* Exercise aim:
Word-for-word transcription: reproduce all of the data, but not the pictures.
..............................
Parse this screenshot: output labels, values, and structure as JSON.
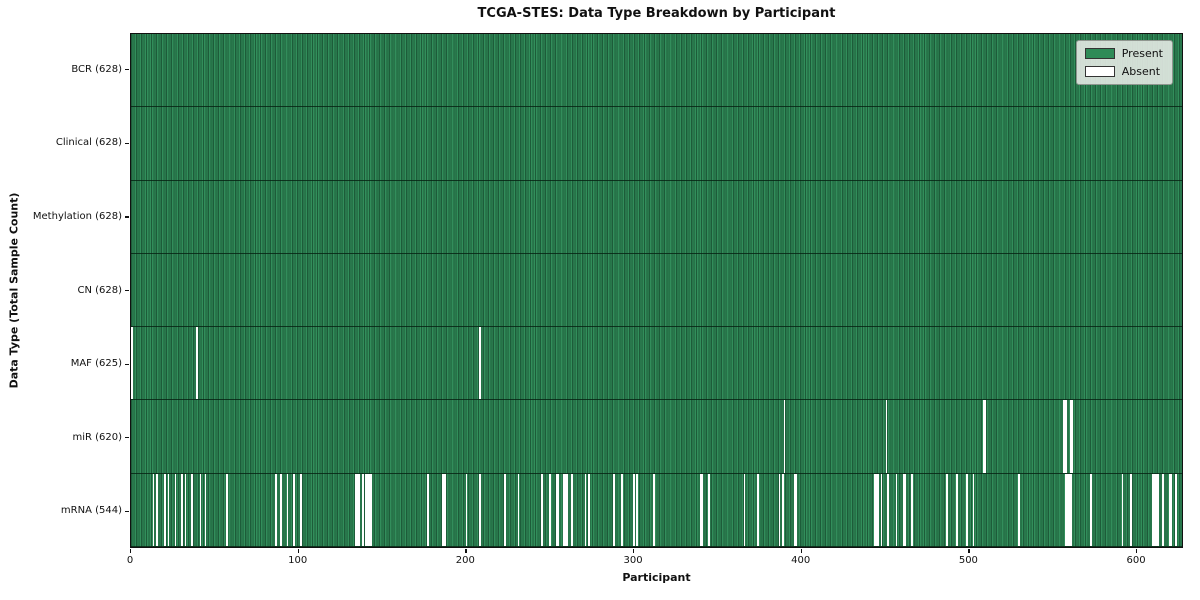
{
  "chart_data": {
    "type": "heatmap",
    "title": "TCGA-STES: Data Type Breakdown by Participant",
    "xlabel": "Participant",
    "ylabel": "Data Type (Total Sample Count)",
    "n_participants": 628,
    "x_ticks": [
      0,
      100,
      200,
      300,
      400,
      500,
      600
    ],
    "legend_position": "upper right",
    "grid": false,
    "colors": {
      "present": "#2e8b57",
      "present_edge": "#1d5c39",
      "absent": "#ffffff",
      "spine": "#111111",
      "legend_bg": "#e4e9e4"
    },
    "legend": [
      {
        "label": "Present",
        "color": "#2e8b57"
      },
      {
        "label": "Absent",
        "color": "#ffffff"
      }
    ],
    "rows": [
      {
        "key": "bcr",
        "label": "BCR (628)",
        "present_count": 628,
        "absent": []
      },
      {
        "key": "clinical",
        "label": "Clinical (628)",
        "present_count": 628,
        "absent": []
      },
      {
        "key": "methylation",
        "label": "Methylation (628)",
        "present_count": 628,
        "absent": []
      },
      {
        "key": "cn",
        "label": "CN (628)",
        "present_count": 628,
        "absent": []
      },
      {
        "key": "maf",
        "label": "MAF (625)",
        "present_count": 625,
        "absent": [
          0,
          39,
          208
        ]
      },
      {
        "key": "mir",
        "label": "miR (620)",
        "present_count": 620,
        "absent": [
          390,
          451,
          509,
          510,
          557,
          558,
          561,
          562
        ]
      },
      {
        "key": "mrna",
        "label": "mRNA (544)",
        "present_count": 544,
        "absent": [
          13,
          15,
          20,
          22,
          26,
          30,
          32,
          36,
          41,
          44,
          57,
          86,
          89,
          93,
          97,
          101,
          134,
          135,
          136,
          138,
          140,
          141,
          142,
          143,
          177,
          186,
          187,
          200,
          208,
          223,
          231,
          245,
          250,
          254,
          255,
          258,
          259,
          260,
          263,
          271,
          273,
          288,
          293,
          300,
          302,
          312,
          340,
          341,
          345,
          366,
          374,
          387,
          389,
          396,
          397,
          444,
          445,
          446,
          448,
          452,
          457,
          461,
          462,
          466,
          487,
          493,
          499,
          503,
          530,
          558,
          559,
          560,
          561,
          573,
          592,
          597,
          610,
          611,
          612,
          613,
          616,
          620,
          621,
          624
        ]
      }
    ]
  }
}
..............................
* Solution to the problem:
Parse this screenshot: output labels, values, and structure as JSON.
{
  "chart_data": {
    "type": "heatmap",
    "title": "TCGA-STES: Data Type Breakdown by Participant",
    "xlabel": "Participant",
    "ylabel": "Data Type (Total Sample Count)",
    "n_participants": 628,
    "x_ticks": [
      0,
      100,
      200,
      300,
      400,
      500,
      600
    ],
    "legend_position": "upper right",
    "grid": false,
    "colors": {
      "present": "#2e8b57",
      "present_edge": "#1d5c39",
      "absent": "#ffffff",
      "spine": "#111111",
      "legend_bg": "#e4e9e4"
    },
    "legend": [
      {
        "label": "Present",
        "color": "#2e8b57"
      },
      {
        "label": "Absent",
        "color": "#ffffff"
      }
    ],
    "rows": [
      {
        "key": "bcr",
        "label": "BCR (628)",
        "present_count": 628,
        "absent": []
      },
      {
        "key": "clinical",
        "label": "Clinical (628)",
        "present_count": 628,
        "absent": []
      },
      {
        "key": "methylation",
        "label": "Methylation (628)",
        "present_count": 628,
        "absent": []
      },
      {
        "key": "cn",
        "label": "CN (628)",
        "present_count": 628,
        "absent": []
      },
      {
        "key": "maf",
        "label": "MAF (625)",
        "present_count": 625,
        "absent": [
          0,
          39,
          208
        ]
      },
      {
        "key": "mir",
        "label": "miR (620)",
        "present_count": 620,
        "absent": [
          390,
          451,
          509,
          510,
          557,
          558,
          561,
          562
        ]
      },
      {
        "key": "mrna",
        "label": "mRNA (544)",
        "present_count": 544,
        "absent": [
          13,
          15,
          20,
          22,
          26,
          30,
          32,
          36,
          41,
          44,
          57,
          86,
          89,
          93,
          97,
          101,
          134,
          135,
          136,
          138,
          140,
          141,
          142,
          143,
          177,
          186,
          187,
          200,
          208,
          223,
          231,
          245,
          250,
          254,
          255,
          258,
          259,
          260,
          263,
          271,
          273,
          288,
          293,
          300,
          302,
          312,
          340,
          341,
          345,
          366,
          374,
          387,
          389,
          396,
          397,
          444,
          445,
          446,
          448,
          452,
          457,
          461,
          462,
          466,
          487,
          493,
          499,
          503,
          530,
          558,
          559,
          560,
          561,
          573,
          592,
          597,
          610,
          611,
          612,
          613,
          616,
          620,
          621,
          624
        ]
      }
    ]
  }
}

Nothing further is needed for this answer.